**OBJECTIVE:**
Turn the records below into a two-column CSV with the header columns "text" and "answer", one row per record. Put each record's text and its answer in their own quoted field with line breaks replaced by spaces, and leave the pictures out.

**EXERCISE INPUT:**
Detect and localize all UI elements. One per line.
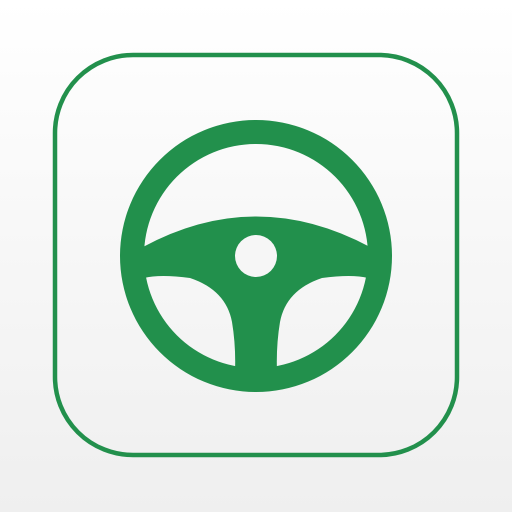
steering-wheel-icon xyxy=(120,120,392,392)
steering-wheel-hub xyxy=(235,235,277,277)
app-icon-graphic xyxy=(52,52,460,458)
app-icon xyxy=(0,0,512,512)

**OUTPUT:**
text,answer
"Detect and localize all UI elements. One per line.","steering-wheel-icon xyxy=(120,120,392,392) steering-wheel-hub xyxy=(235,235,277,277) app-icon-graphic xyxy=(52,52,460,458) app-icon xyxy=(0,0,512,512)"